**Data supplied**
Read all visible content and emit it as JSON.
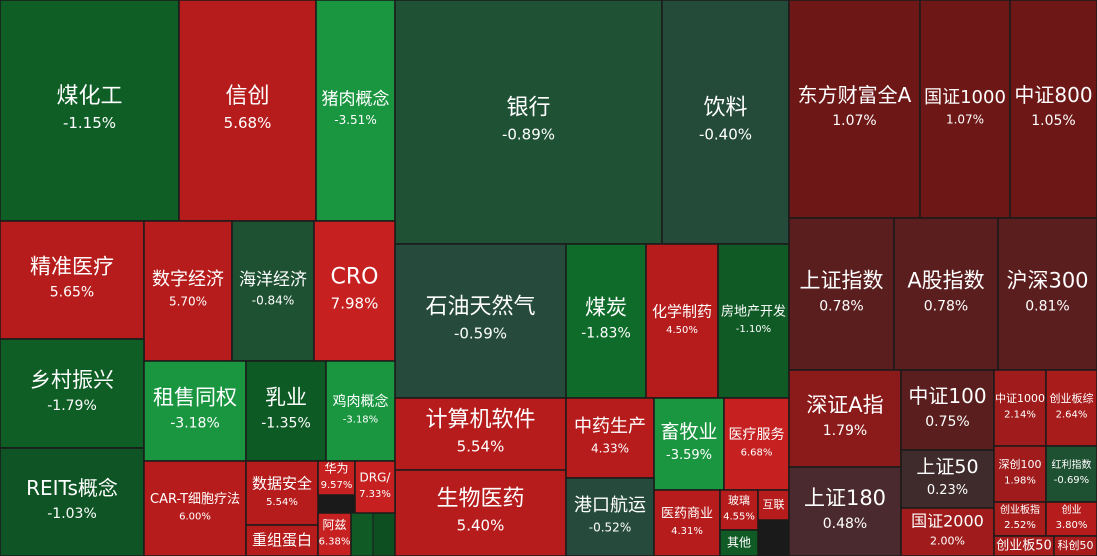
{
  "chart_data": {
    "type": "treemap",
    "categories": [
      "煤化工",
      "信创",
      "猪肉概念",
      "银行",
      "饮料",
      "东方财富全A",
      "国证1000",
      "中证800",
      "精准医疗",
      "数字经济",
      "海洋经济",
      "CRO",
      "石油天然气",
      "煤炭",
      "化学制药",
      "房地产开发",
      "上证指数",
      "A股指数",
      "沪深300",
      "乡村振兴",
      "REITs概念",
      "租售同权",
      "乳业",
      "鸡肉概念",
      "计算机软件",
      "生物医药",
      "中药生产",
      "畜牧业",
      "医疗服务",
      "港口航运",
      "医药商业",
      "玻璃",
      "互联",
      "其他",
      "深证A指",
      "上证180",
      "中证100",
      "上证50",
      "国证2000",
      "中证1000",
      "创业板综",
      "深创100",
      "红利指数",
      "创业板指",
      "创业",
      "创业板50",
      "科创50",
      "CAR-T细胞疗法",
      "数据安全",
      "重组蛋白",
      "华为",
      "DRG/",
      "阿兹"
    ],
    "values": [
      -1.15,
      5.68,
      -3.51,
      -0.89,
      -0.4,
      1.07,
      1.07,
      1.05,
      5.65,
      5.7,
      -0.84,
      7.98,
      -0.59,
      -1.83,
      4.5,
      -1.1,
      0.78,
      0.78,
      0.81,
      -1.79,
      -1.03,
      -3.18,
      -1.35,
      -3.18,
      5.54,
      5.4,
      4.33,
      -3.59,
      6.68,
      -0.52,
      4.31,
      4.55,
      null,
      null,
      1.79,
      0.48,
      0.75,
      0.23,
      2.0,
      2.14,
      2.64,
      1.98,
      -0.69,
      2.52,
      3.8,
      null,
      null,
      6.0,
      5.54,
      null,
      9.57,
      7.33,
      6.38
    ],
    "value_labels": [
      "-1.15%",
      "5.68%",
      "-3.51%",
      "-0.89%",
      "-0.40%",
      "1.07%",
      "1.07%",
      "1.05%",
      "5.65%",
      "5.70%",
      "-0.84%",
      "7.98%",
      "-0.59%",
      "-1.83%",
      "4.50%",
      "-1.10%",
      "0.78%",
      "0.78%",
      "0.81%",
      "-1.79%",
      "-1.03%",
      "-3.18%",
      "-1.35%",
      "-3.18%",
      "5.54%",
      "5.40%",
      "4.33%",
      "-3.59%",
      "6.68%",
      "-0.52%",
      "4.31%",
      "4.55%",
      null,
      null,
      "1.79%",
      "0.48%",
      "0.75%",
      "0.23%",
      "2.00%",
      "2.14%",
      "2.64%",
      "1.98%",
      "-0.69%",
      "2.52%",
      "3.80%",
      null,
      null,
      "6.00%",
      "5.54%",
      null,
      "9.57%",
      "7.33%",
      "6.38%"
    ],
    "colors": [
      "#0f5e26",
      "#b71c1c",
      "#1a9641",
      "#1f5234",
      "#244a3a",
      "#6e1717",
      "#6e1717",
      "#6e1717",
      "#b71c1c",
      "#b71c1c",
      "#1e5032",
      "#c62020",
      "#264b3c",
      "#0e6b2a",
      "#b71c1c",
      "#0f5a25",
      "#5a1e1e",
      "#5a1e1e",
      "#5a1e1e",
      "#0e5e26",
      "#0f5424",
      "#1a9641",
      "#0d5a24",
      "#1a9641",
      "#b71c1c",
      "#b71c1c",
      "#b71c1c",
      "#1a9641",
      "#c62020",
      "#264b3c",
      "#b71c1c",
      "#b71c1c",
      "#b71c1c",
      "#0f5a25",
      "#8b1a1a",
      "#4a2a2e",
      "#5a1e1e",
      "#3f2a2c",
      "#a01c1c",
      "#a01c1c",
      "#a81c1c",
      "#a01c1c",
      "#1e5032",
      "#a81c1c",
      "#b71c1c",
      "#a81c1c",
      "#a81c1c",
      "#b71c1c",
      "#b71c1c",
      "#b71c1c",
      "#c62020",
      "#c62020",
      "#c62020"
    ]
  }
}
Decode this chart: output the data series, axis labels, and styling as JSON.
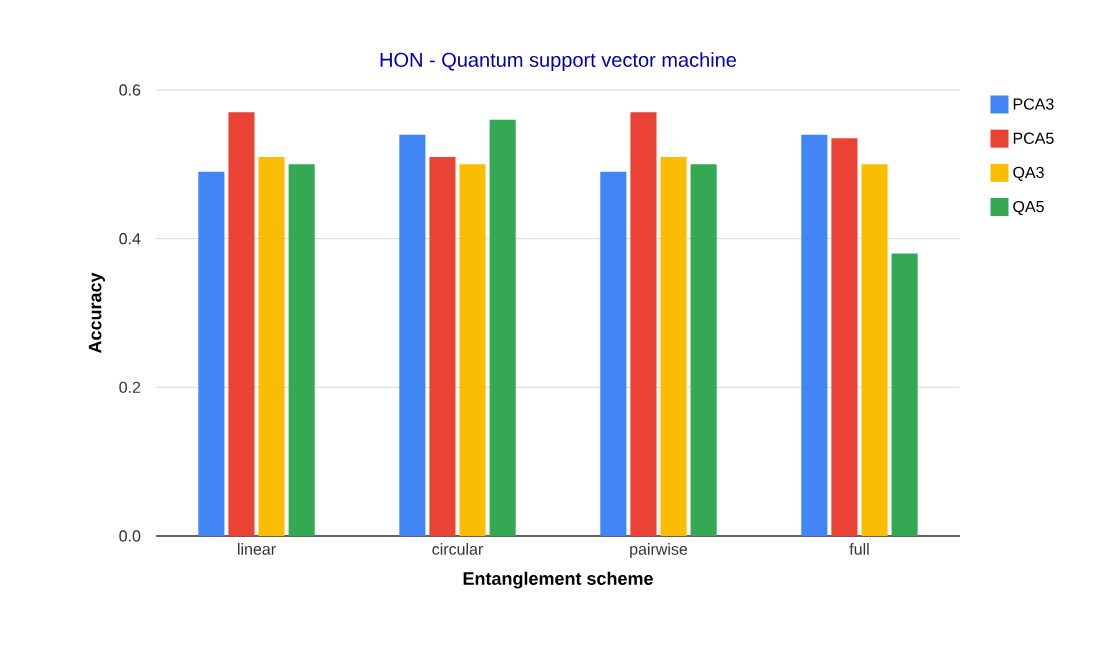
{
  "chart_data": {
    "type": "bar",
    "title": "HON - Quantum support vector machine",
    "xlabel": "Entanglement scheme",
    "ylabel": "Accuracy",
    "categories": [
      "linear",
      "circular",
      "pairwise",
      "full"
    ],
    "series": [
      {
        "name": "PCA3",
        "color": "#4285f4",
        "values": [
          0.49,
          0.54,
          0.49,
          0.54
        ]
      },
      {
        "name": "PCA5",
        "color": "#ea4335",
        "values": [
          0.57,
          0.51,
          0.57,
          0.535
        ]
      },
      {
        "name": "QA3",
        "color": "#fbbc04",
        "values": [
          0.51,
          0.5,
          0.51,
          0.5
        ]
      },
      {
        "name": "QA5",
        "color": "#34a853",
        "values": [
          0.5,
          0.56,
          0.5,
          0.38
        ]
      }
    ],
    "ylim": [
      0,
      0.6
    ],
    "yticks": [
      {
        "value": 0,
        "label": "0.0"
      },
      {
        "value": 0.2,
        "label": "0.2"
      },
      {
        "value": 0.4,
        "label": "0.4"
      },
      {
        "value": 0.6,
        "label": "0.6"
      }
    ],
    "grid": "y",
    "legend": "right"
  }
}
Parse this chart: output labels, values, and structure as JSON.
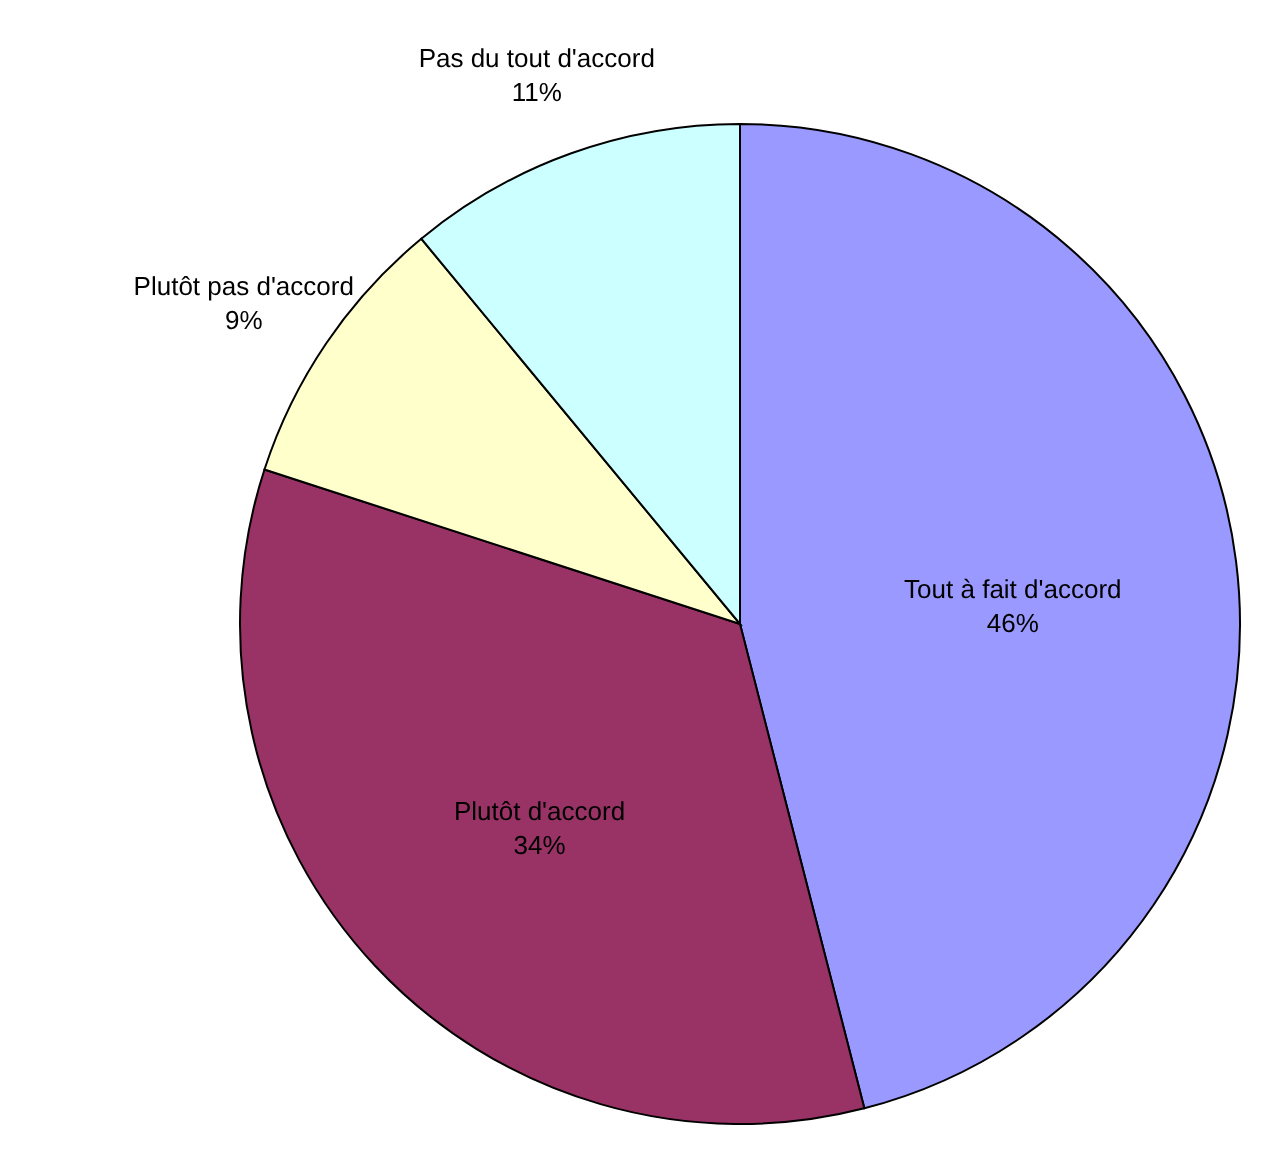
{
  "chart_data": {
    "type": "pie",
    "categories": [
      "Tout à fait d'accord",
      "Plutôt d'accord",
      "Plutôt pas d'accord",
      "Pas du tout d'accord"
    ],
    "values": [
      46,
      34,
      9,
      11
    ],
    "colors": [
      "#9999ff",
      "#993366",
      "#ffffcc",
      "#ccffff"
    ],
    "value_labels": [
      "46%",
      "34%",
      "9%",
      "11%"
    ]
  }
}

**Directive**
Quote every record above exactly, omitting any pictures they contain.

**Solution to this problem**
Read all visible content and emit it as JSON.
{
  "chart_data": {
    "type": "treemap",
    "categories": [
      "煤化工",
      "信创",
      "猪肉概念",
      "银行",
      "饮料",
      "东方财富全A",
      "国证1000",
      "中证800",
      "精准医疗",
      "数字经济",
      "海洋经济",
      "CRO",
      "石油天然气",
      "煤炭",
      "化学制药",
      "房地产开发",
      "上证指数",
      "A股指数",
      "沪深300",
      "乡村振兴",
      "REITs概念",
      "租售同权",
      "乳业",
      "鸡肉概念",
      "计算机软件",
      "生物医药",
      "中药生产",
      "畜牧业",
      "医疗服务",
      "港口航运",
      "医药商业",
      "玻璃",
      "互联",
      "其他",
      "深证A指",
      "上证180",
      "中证100",
      "上证50",
      "国证2000",
      "中证1000",
      "创业板综",
      "深创100",
      "红利指数",
      "创业板指",
      "创业",
      "创业板50",
      "科创50",
      "CAR-T细胞疗法",
      "数据安全",
      "重组蛋白",
      "华为",
      "DRG/",
      "阿兹"
    ],
    "values": [
      -1.15,
      5.68,
      -3.51,
      -0.89,
      -0.4,
      1.07,
      1.07,
      1.05,
      5.65,
      5.7,
      -0.84,
      7.98,
      -0.59,
      -1.83,
      4.5,
      -1.1,
      0.78,
      0.78,
      0.81,
      -1.79,
      -1.03,
      -3.18,
      -1.35,
      -3.18,
      5.54,
      5.4,
      4.33,
      -3.59,
      6.68,
      -0.52,
      4.31,
      4.55,
      null,
      null,
      1.79,
      0.48,
      0.75,
      0.23,
      2.0,
      2.14,
      2.64,
      1.98,
      -0.69,
      2.52,
      3.8,
      null,
      null,
      6.0,
      5.54,
      null,
      9.57,
      7.33,
      6.38
    ],
    "value_labels": [
      "-1.15%",
      "5.68%",
      "-3.51%",
      "-0.89%",
      "-0.40%",
      "1.07%",
      "1.07%",
      "1.05%",
      "5.65%",
      "5.70%",
      "-0.84%",
      "7.98%",
      "-0.59%",
      "-1.83%",
      "4.50%",
      "-1.10%",
      "0.78%",
      "0.78%",
      "0.81%",
      "-1.79%",
      "-1.03%",
      "-3.18%",
      "-1.35%",
      "-3.18%",
      "5.54%",
      "5.40%",
      "4.33%",
      "-3.59%",
      "6.68%",
      "-0.52%",
      "4.31%",
      "4.55%",
      null,
      null,
      "1.79%",
      "0.48%",
      "0.75%",
      "0.23%",
      "2.00%",
      "2.14%",
      "2.64%",
      "1.98%",
      "-0.69%",
      "2.52%",
      "3.80%",
      null,
      null,
      "6.00%",
      "5.54%",
      null,
      "9.57%",
      "7.33%",
      "6.38%"
    ],
    "colors": [
      "#0f5e26",
      "#b71c1c",
      "#1a9641",
      "#1f5234",
      "#244a3a",
      "#6e1717",
      "#6e1717",
      "#6e1717",
      "#b71c1c",
      "#b71c1c",
      "#1e5032",
      "#c62020",
      "#264b3c",
      "#0e6b2a",
      "#b71c1c",
      "#0f5a25",
      "#5a1e1e",
      "#5a1e1e",
      "#5a1e1e",
      "#0e5e26",
      "#0f5424",
      "#1a9641",
      "#0d5a24",
      "#1a9641",
      "#b71c1c",
      "#b71c1c",
      "#b71c1c",
      "#1a9641",
      "#c62020",
      "#264b3c",
      "#b71c1c",
      "#b71c1c",
      "#b71c1c",
      "#0f5a25",
      "#8b1a1a",
      "#4a2a2e",
      "#5a1e1e",
      "#3f2a2c",
      "#a01c1c",
      "#a01c1c",
      "#a81c1c",
      "#a01c1c",
      "#1e5032",
      "#a81c1c",
      "#b71c1c",
      "#a81c1c",
      "#a81c1c",
      "#b71c1c",
      "#b71c1c",
      "#b71c1c",
      "#c62020",
      "#c62020",
      "#c62020"
    ]
  }
}
Decode this chart: output the data series, axis labels, and styling as JSON.
{
  "chart_data": {
    "type": "bar",
    "title": "HON - Quantum support vector machine",
    "xlabel": "Entanglement scheme",
    "ylabel": "Accuracy",
    "categories": [
      "linear",
      "circular",
      "pairwise",
      "full"
    ],
    "series": [
      {
        "name": "PCA3",
        "color": "#4285f4",
        "values": [
          0.49,
          0.54,
          0.49,
          0.54
        ]
      },
      {
        "name": "PCA5",
        "color": "#ea4335",
        "values": [
          0.57,
          0.51,
          0.57,
          0.535
        ]
      },
      {
        "name": "QA3",
        "color": "#fbbc04",
        "values": [
          0.51,
          0.5,
          0.51,
          0.5
        ]
      },
      {
        "name": "QA5",
        "color": "#34a853",
        "values": [
          0.5,
          0.56,
          0.5,
          0.38
        ]
      }
    ],
    "ylim": [
      0,
      0.6
    ],
    "yticks": [
      {
        "value": 0,
        "label": "0.0"
      },
      {
        "value": 0.2,
        "label": "0.2"
      },
      {
        "value": 0.4,
        "label": "0.4"
      },
      {
        "value": 0.6,
        "label": "0.6"
      }
    ],
    "grid": "y",
    "legend": "right"
  }
}
Parse this chart: output labels, values, and structure as JSON.
{
  "chart_data": {
    "type": "pie",
    "categories": [
      "Tout à fait d'accord",
      "Plutôt d'accord",
      "Plutôt pas d'accord",
      "Pas du tout d'accord"
    ],
    "values": [
      46,
      34,
      9,
      11
    ],
    "colors": [
      "#9999ff",
      "#993366",
      "#ffffcc",
      "#ccffff"
    ],
    "value_labels": [
      "46%",
      "34%",
      "9%",
      "11%"
    ]
  }
}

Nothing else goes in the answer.